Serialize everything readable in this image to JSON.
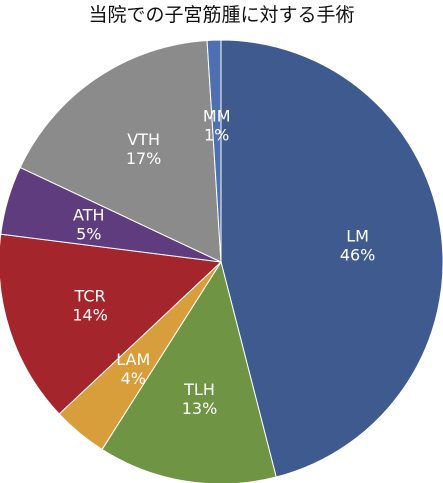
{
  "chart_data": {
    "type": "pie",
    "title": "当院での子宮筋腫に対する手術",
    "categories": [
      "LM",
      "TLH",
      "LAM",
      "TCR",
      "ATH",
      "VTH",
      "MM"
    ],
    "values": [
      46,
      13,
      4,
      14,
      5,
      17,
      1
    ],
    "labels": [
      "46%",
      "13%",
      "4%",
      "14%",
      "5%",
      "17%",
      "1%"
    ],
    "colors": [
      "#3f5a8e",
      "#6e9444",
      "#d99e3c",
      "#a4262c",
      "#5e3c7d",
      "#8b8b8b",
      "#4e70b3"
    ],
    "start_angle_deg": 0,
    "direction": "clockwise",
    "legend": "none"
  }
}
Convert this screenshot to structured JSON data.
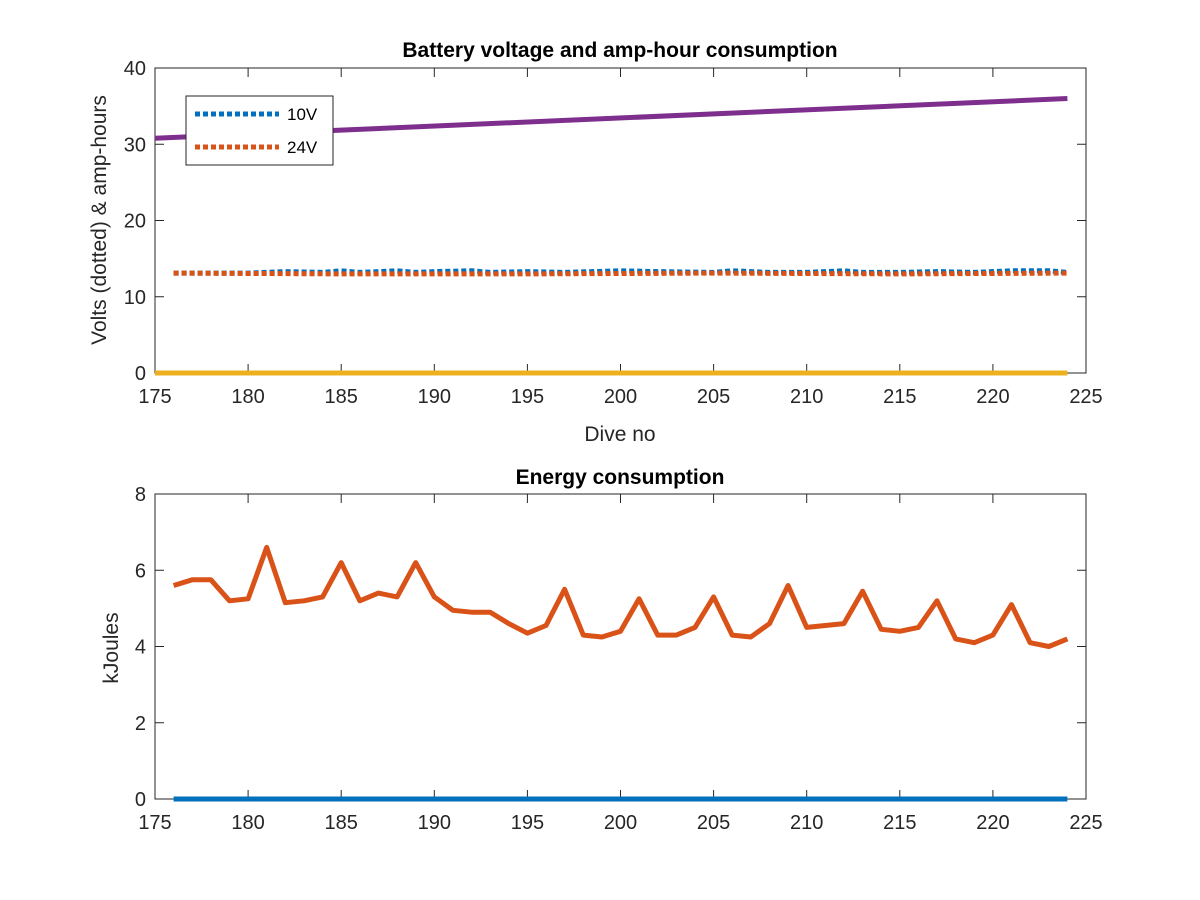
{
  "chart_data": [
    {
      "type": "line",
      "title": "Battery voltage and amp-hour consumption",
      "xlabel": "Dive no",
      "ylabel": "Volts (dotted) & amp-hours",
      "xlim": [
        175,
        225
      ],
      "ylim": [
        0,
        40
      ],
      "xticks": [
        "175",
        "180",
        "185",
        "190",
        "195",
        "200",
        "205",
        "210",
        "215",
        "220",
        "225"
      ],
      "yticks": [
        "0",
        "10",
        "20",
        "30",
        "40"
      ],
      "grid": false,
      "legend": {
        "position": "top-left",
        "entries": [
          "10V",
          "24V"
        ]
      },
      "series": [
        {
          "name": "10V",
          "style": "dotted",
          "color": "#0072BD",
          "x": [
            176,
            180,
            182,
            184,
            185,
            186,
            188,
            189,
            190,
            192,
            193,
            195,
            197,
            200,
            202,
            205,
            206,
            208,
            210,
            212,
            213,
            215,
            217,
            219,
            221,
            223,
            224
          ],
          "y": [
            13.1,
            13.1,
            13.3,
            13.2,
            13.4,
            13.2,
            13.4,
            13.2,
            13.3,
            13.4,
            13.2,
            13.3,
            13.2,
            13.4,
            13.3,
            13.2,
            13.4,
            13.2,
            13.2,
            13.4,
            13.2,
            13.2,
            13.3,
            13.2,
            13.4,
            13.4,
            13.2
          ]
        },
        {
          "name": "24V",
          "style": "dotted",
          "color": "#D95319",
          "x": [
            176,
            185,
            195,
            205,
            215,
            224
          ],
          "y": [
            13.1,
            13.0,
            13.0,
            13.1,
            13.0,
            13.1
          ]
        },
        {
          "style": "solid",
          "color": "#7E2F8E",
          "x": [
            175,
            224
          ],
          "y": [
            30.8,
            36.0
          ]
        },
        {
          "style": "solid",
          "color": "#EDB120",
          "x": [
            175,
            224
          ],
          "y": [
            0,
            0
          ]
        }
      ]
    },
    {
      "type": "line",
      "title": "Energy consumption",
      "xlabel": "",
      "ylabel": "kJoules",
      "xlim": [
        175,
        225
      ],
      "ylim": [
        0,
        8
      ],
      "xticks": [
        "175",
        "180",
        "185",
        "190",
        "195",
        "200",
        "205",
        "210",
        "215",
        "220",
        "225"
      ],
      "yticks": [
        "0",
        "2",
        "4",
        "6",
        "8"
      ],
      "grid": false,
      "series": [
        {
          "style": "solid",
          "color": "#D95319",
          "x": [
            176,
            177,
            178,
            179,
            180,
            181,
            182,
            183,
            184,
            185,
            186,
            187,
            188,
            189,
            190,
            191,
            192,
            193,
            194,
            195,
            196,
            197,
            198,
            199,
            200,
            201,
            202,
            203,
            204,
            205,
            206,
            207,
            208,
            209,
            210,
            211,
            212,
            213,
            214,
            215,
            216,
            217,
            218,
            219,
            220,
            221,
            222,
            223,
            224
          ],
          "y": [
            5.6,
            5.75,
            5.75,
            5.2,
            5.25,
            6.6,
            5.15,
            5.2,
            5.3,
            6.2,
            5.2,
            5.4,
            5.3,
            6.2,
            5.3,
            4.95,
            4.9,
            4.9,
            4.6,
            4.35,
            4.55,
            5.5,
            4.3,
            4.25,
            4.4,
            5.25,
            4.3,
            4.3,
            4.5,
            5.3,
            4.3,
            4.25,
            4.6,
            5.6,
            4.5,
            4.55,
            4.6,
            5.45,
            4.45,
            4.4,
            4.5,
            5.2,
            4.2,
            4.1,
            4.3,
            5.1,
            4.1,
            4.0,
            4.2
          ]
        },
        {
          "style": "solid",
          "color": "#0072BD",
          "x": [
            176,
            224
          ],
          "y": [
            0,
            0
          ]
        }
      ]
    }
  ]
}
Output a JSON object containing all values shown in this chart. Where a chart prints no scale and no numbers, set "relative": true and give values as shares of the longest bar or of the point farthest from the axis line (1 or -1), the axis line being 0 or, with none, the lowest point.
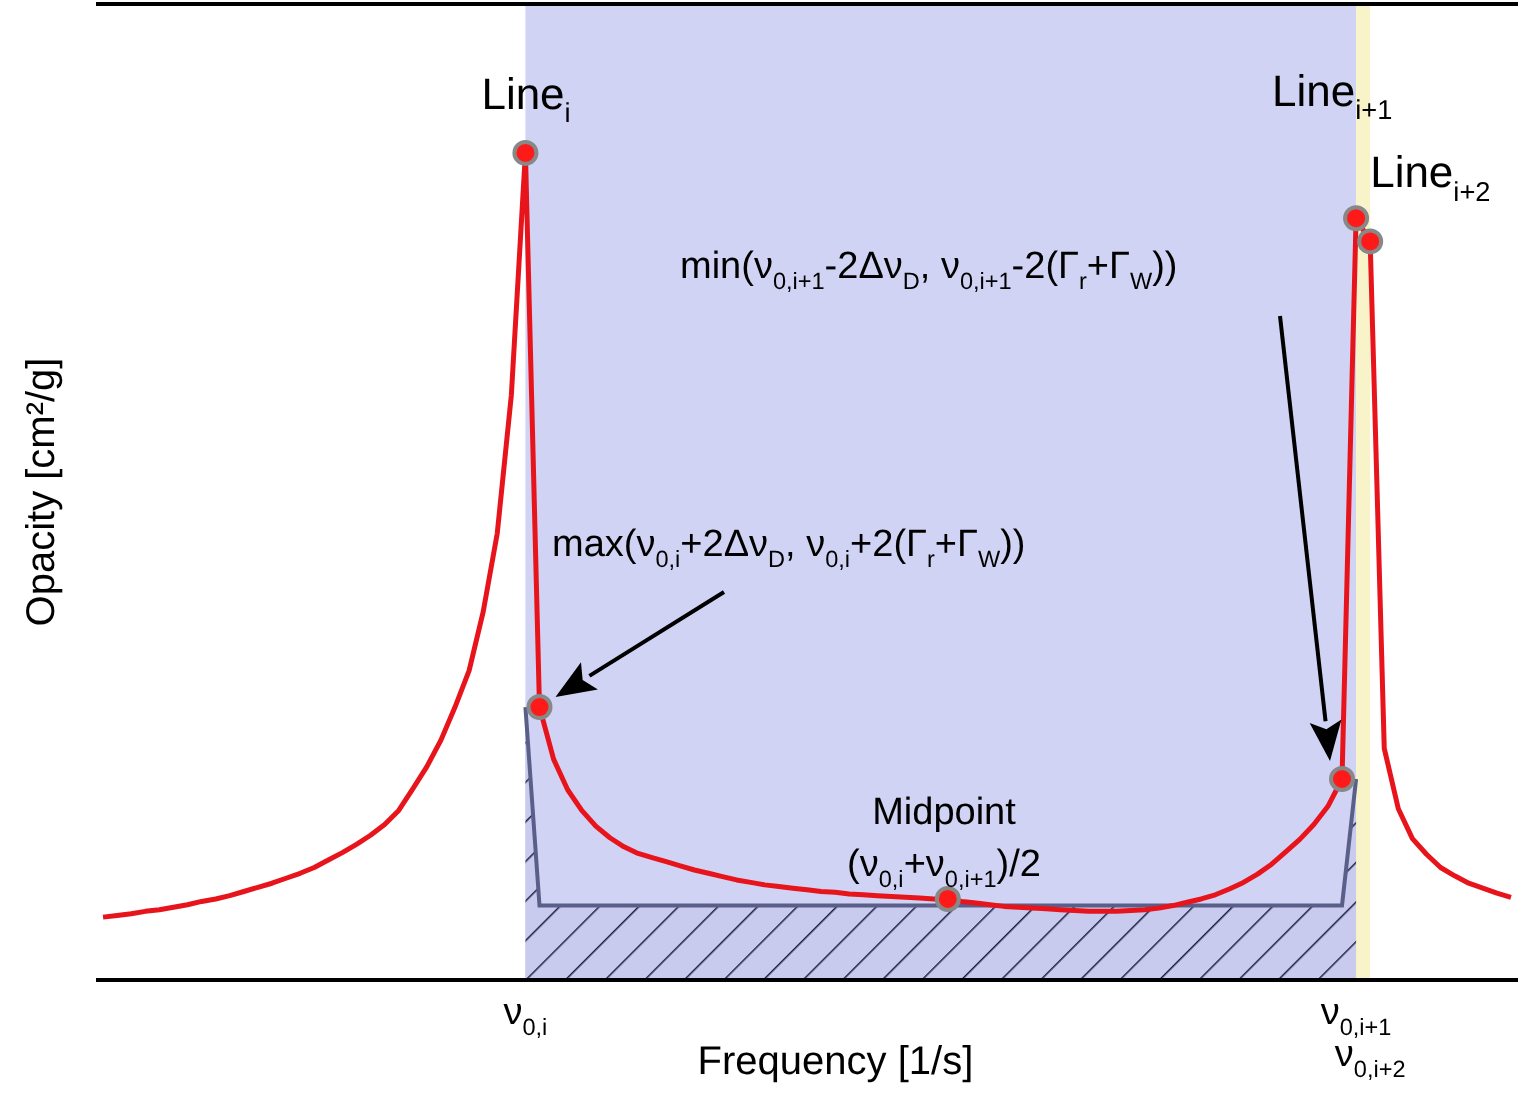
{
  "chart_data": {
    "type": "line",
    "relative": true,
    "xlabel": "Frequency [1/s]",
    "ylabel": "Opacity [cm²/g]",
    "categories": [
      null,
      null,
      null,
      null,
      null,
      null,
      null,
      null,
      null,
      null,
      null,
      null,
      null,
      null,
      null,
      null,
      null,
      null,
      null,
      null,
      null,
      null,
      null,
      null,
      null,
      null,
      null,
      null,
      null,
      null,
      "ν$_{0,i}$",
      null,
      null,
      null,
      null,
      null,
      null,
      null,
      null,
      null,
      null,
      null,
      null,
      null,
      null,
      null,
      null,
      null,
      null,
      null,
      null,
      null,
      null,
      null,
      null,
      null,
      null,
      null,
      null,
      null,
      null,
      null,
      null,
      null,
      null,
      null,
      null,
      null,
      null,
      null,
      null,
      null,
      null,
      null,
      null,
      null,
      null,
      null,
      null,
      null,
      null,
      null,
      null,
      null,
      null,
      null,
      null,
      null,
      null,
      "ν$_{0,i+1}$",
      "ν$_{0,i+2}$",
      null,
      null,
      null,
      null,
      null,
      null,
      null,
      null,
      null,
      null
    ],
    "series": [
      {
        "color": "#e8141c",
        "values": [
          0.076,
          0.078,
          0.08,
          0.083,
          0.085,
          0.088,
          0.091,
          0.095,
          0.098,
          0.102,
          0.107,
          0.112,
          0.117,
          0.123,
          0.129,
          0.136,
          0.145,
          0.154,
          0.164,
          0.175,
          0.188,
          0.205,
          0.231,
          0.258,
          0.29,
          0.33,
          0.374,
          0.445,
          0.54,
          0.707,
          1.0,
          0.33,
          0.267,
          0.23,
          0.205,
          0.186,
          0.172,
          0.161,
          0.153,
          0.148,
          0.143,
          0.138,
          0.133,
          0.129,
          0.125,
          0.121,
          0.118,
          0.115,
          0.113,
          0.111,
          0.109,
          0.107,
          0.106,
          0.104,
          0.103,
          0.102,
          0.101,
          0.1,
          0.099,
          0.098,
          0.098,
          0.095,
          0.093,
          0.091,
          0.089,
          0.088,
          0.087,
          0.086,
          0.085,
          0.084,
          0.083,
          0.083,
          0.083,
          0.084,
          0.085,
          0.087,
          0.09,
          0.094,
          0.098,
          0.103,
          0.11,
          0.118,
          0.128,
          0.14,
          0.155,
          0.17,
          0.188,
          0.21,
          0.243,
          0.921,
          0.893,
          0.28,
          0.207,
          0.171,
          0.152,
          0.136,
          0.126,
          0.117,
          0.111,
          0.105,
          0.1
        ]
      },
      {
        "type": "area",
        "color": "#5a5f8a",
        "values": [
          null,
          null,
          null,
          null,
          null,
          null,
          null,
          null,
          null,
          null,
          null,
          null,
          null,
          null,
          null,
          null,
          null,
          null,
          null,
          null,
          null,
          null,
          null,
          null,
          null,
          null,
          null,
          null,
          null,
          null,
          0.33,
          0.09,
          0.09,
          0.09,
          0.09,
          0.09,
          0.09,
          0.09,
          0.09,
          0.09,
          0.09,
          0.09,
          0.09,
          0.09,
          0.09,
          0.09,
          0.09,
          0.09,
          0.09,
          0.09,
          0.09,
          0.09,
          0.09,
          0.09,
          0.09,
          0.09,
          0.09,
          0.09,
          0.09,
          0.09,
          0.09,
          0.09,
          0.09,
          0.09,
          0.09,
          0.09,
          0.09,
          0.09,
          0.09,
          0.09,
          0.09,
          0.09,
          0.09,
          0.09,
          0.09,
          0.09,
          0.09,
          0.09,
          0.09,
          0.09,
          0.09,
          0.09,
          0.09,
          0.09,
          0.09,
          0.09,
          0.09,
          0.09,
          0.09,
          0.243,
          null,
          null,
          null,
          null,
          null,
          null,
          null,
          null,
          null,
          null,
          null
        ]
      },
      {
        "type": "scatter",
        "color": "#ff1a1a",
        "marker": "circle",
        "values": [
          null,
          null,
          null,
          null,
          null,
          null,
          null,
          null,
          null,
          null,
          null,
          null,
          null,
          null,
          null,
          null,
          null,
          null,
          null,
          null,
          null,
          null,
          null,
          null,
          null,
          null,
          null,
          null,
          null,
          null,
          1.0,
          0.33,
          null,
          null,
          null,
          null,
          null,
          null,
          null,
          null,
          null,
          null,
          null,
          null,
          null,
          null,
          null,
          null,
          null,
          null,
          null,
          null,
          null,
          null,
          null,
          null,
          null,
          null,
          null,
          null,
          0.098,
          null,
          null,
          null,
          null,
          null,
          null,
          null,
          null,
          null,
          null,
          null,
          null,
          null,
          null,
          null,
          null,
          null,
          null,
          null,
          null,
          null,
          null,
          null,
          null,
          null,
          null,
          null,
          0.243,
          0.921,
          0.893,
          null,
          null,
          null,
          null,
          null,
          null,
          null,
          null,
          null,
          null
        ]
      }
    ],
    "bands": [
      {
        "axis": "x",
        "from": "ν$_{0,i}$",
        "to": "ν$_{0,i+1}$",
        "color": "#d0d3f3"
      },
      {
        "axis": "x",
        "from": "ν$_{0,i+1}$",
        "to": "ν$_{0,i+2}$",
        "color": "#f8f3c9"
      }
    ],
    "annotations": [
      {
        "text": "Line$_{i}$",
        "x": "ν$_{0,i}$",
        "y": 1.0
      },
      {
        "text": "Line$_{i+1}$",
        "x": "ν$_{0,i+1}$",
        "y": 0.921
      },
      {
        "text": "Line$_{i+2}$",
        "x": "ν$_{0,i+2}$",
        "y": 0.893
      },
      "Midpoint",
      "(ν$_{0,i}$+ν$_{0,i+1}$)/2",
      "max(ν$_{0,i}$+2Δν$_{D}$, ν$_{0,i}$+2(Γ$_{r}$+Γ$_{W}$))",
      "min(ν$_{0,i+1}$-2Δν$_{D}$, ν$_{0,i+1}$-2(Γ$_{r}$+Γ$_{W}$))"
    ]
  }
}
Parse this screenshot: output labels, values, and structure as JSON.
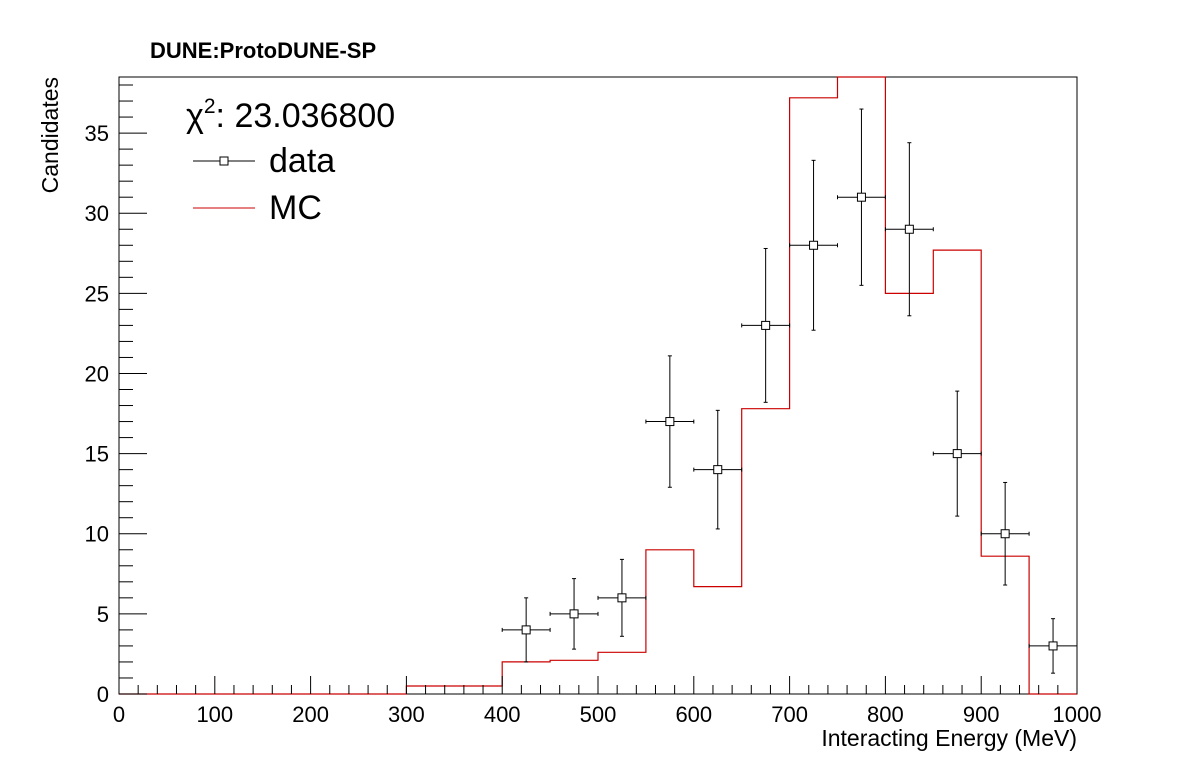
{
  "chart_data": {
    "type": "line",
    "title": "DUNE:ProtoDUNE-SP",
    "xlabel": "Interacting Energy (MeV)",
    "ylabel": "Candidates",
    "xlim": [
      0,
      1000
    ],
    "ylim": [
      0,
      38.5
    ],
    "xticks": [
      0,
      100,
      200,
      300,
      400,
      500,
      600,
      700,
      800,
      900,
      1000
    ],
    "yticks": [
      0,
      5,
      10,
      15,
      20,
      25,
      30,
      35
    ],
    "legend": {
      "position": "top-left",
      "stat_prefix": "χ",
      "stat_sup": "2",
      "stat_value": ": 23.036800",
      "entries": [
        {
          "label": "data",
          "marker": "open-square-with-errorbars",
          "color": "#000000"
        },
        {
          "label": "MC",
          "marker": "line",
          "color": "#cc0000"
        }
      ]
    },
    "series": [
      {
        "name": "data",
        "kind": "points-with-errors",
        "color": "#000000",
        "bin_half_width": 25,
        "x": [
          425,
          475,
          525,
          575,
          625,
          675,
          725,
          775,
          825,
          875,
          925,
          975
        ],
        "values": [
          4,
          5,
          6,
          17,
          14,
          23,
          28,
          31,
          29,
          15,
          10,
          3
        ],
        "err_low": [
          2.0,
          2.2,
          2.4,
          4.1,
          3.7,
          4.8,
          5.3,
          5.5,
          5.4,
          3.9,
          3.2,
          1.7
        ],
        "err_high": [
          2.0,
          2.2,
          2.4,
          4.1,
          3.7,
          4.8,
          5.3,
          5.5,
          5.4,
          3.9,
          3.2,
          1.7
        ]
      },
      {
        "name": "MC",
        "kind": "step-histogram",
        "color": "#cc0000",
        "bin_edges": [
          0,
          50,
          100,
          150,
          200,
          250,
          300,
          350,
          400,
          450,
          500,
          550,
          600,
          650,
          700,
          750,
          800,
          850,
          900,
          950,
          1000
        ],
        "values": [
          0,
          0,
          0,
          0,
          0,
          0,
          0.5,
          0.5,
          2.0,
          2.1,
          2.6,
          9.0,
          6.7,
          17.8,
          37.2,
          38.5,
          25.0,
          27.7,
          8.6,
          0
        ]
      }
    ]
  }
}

---*---

WHAT THE TASK REQUIRES.
Collect each line containing the string "labels".

EXERCISE SOLUTION.
    "labels": [
Parse this screenshot: output labels, values, and structure as JSON.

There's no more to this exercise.